#### [AIM]
Copy the data exactly as it appears, and do not include any pictures.

* Start EXERCISE INPUTS *

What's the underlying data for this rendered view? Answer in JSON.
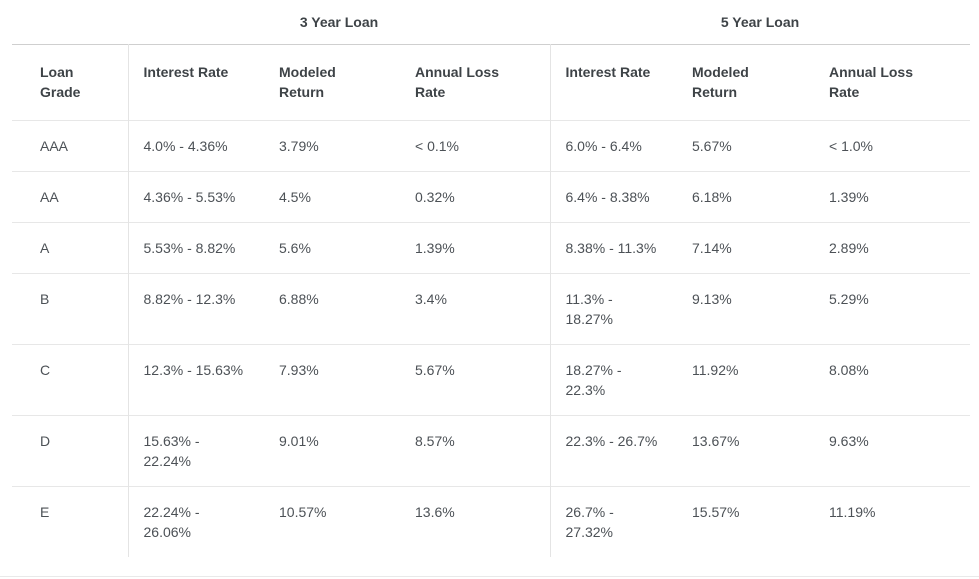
{
  "colors": {
    "background": "#ffffff",
    "header_text": "#3e4347",
    "body_text": "#4c5156",
    "table_top_border": "#cfcfcf",
    "row_line": "#e7e7e7",
    "column_line": "#e4e4e4"
  },
  "chart_data": {
    "type": "table",
    "group_headers": [
      "3 Year Loan",
      "5 Year Loan"
    ],
    "grade_header": "Loan Grade",
    "column_headers": [
      "Interest Rate",
      "Modeled Return",
      "Annual Loss Rate"
    ],
    "rows": [
      {
        "grade": "AAA",
        "y3": {
          "interest_rate": "4.0% - 4.36%",
          "modeled_return": "3.79%",
          "annual_loss_rate": "< 0.1%"
        },
        "y5": {
          "interest_rate": "6.0% - 6.4%",
          "modeled_return": "5.67%",
          "annual_loss_rate": "< 1.0%"
        }
      },
      {
        "grade": "AA",
        "y3": {
          "interest_rate": "4.36% - 5.53%",
          "modeled_return": "4.5%",
          "annual_loss_rate": "0.32%"
        },
        "y5": {
          "interest_rate": "6.4% - 8.38%",
          "modeled_return": "6.18%",
          "annual_loss_rate": "1.39%"
        }
      },
      {
        "grade": "A",
        "y3": {
          "interest_rate": "5.53% - 8.82%",
          "modeled_return": "5.6%",
          "annual_loss_rate": "1.39%"
        },
        "y5": {
          "interest_rate": "8.38% - 11.3%",
          "modeled_return": "7.14%",
          "annual_loss_rate": "2.89%"
        }
      },
      {
        "grade": "B",
        "y3": {
          "interest_rate": "8.82% - 12.3%",
          "modeled_return": "6.88%",
          "annual_loss_rate": "3.4%"
        },
        "y5": {
          "interest_rate": "11.3% - 18.27%",
          "modeled_return": "9.13%",
          "annual_loss_rate": "5.29%"
        }
      },
      {
        "grade": "C",
        "y3": {
          "interest_rate": "12.3% - 15.63%",
          "modeled_return": "7.93%",
          "annual_loss_rate": "5.67%"
        },
        "y5": {
          "interest_rate": "18.27% - 22.3%",
          "modeled_return": "11.92%",
          "annual_loss_rate": "8.08%"
        }
      },
      {
        "grade": "D",
        "y3": {
          "interest_rate": "15.63% - 22.24%",
          "modeled_return": "9.01%",
          "annual_loss_rate": "8.57%"
        },
        "y5": {
          "interest_rate": "22.3% - 26.7%",
          "modeled_return": "13.67%",
          "annual_loss_rate": "9.63%"
        }
      },
      {
        "grade": "E",
        "y3": {
          "interest_rate": "22.24% - 26.06%",
          "modeled_return": "10.57%",
          "annual_loss_rate": "13.6%"
        },
        "y5": {
          "interest_rate": "26.7% - 27.32%",
          "modeled_return": "15.57%",
          "annual_loss_rate": "11.19%"
        }
      }
    ]
  }
}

* End EXERCISE INPUTS *

#### [RESULT]
What's the underlying data for this rendered view? Answer in JSON.
{
  "colors": {
    "background": "#ffffff",
    "header_text": "#3e4347",
    "body_text": "#4c5156",
    "table_top_border": "#cfcfcf",
    "row_line": "#e7e7e7",
    "column_line": "#e4e4e4"
  },
  "chart_data": {
    "type": "table",
    "group_headers": [
      "3 Year Loan",
      "5 Year Loan"
    ],
    "grade_header": "Loan Grade",
    "column_headers": [
      "Interest Rate",
      "Modeled Return",
      "Annual Loss Rate"
    ],
    "rows": [
      {
        "grade": "AAA",
        "y3": {
          "interest_rate": "4.0% - 4.36%",
          "modeled_return": "3.79%",
          "annual_loss_rate": "< 0.1%"
        },
        "y5": {
          "interest_rate": "6.0% - 6.4%",
          "modeled_return": "5.67%",
          "annual_loss_rate": "< 1.0%"
        }
      },
      {
        "grade": "AA",
        "y3": {
          "interest_rate": "4.36% - 5.53%",
          "modeled_return": "4.5%",
          "annual_loss_rate": "0.32%"
        },
        "y5": {
          "interest_rate": "6.4% - 8.38%",
          "modeled_return": "6.18%",
          "annual_loss_rate": "1.39%"
        }
      },
      {
        "grade": "A",
        "y3": {
          "interest_rate": "5.53% - 8.82%",
          "modeled_return": "5.6%",
          "annual_loss_rate": "1.39%"
        },
        "y5": {
          "interest_rate": "8.38% - 11.3%",
          "modeled_return": "7.14%",
          "annual_loss_rate": "2.89%"
        }
      },
      {
        "grade": "B",
        "y3": {
          "interest_rate": "8.82% - 12.3%",
          "modeled_return": "6.88%",
          "annual_loss_rate": "3.4%"
        },
        "y5": {
          "interest_rate": "11.3% - 18.27%",
          "modeled_return": "9.13%",
          "annual_loss_rate": "5.29%"
        }
      },
      {
        "grade": "C",
        "y3": {
          "interest_rate": "12.3% - 15.63%",
          "modeled_return": "7.93%",
          "annual_loss_rate": "5.67%"
        },
        "y5": {
          "interest_rate": "18.27% - 22.3%",
          "modeled_return": "11.92%",
          "annual_loss_rate": "8.08%"
        }
      },
      {
        "grade": "D",
        "y3": {
          "interest_rate": "15.63% - 22.24%",
          "modeled_return": "9.01%",
          "annual_loss_rate": "8.57%"
        },
        "y5": {
          "interest_rate": "22.3% - 26.7%",
          "modeled_return": "13.67%",
          "annual_loss_rate": "9.63%"
        }
      },
      {
        "grade": "E",
        "y3": {
          "interest_rate": "22.24% - 26.06%",
          "modeled_return": "10.57%",
          "annual_loss_rate": "13.6%"
        },
        "y5": {
          "interest_rate": "26.7% - 27.32%",
          "modeled_return": "15.57%",
          "annual_loss_rate": "11.19%"
        }
      }
    ]
  }
}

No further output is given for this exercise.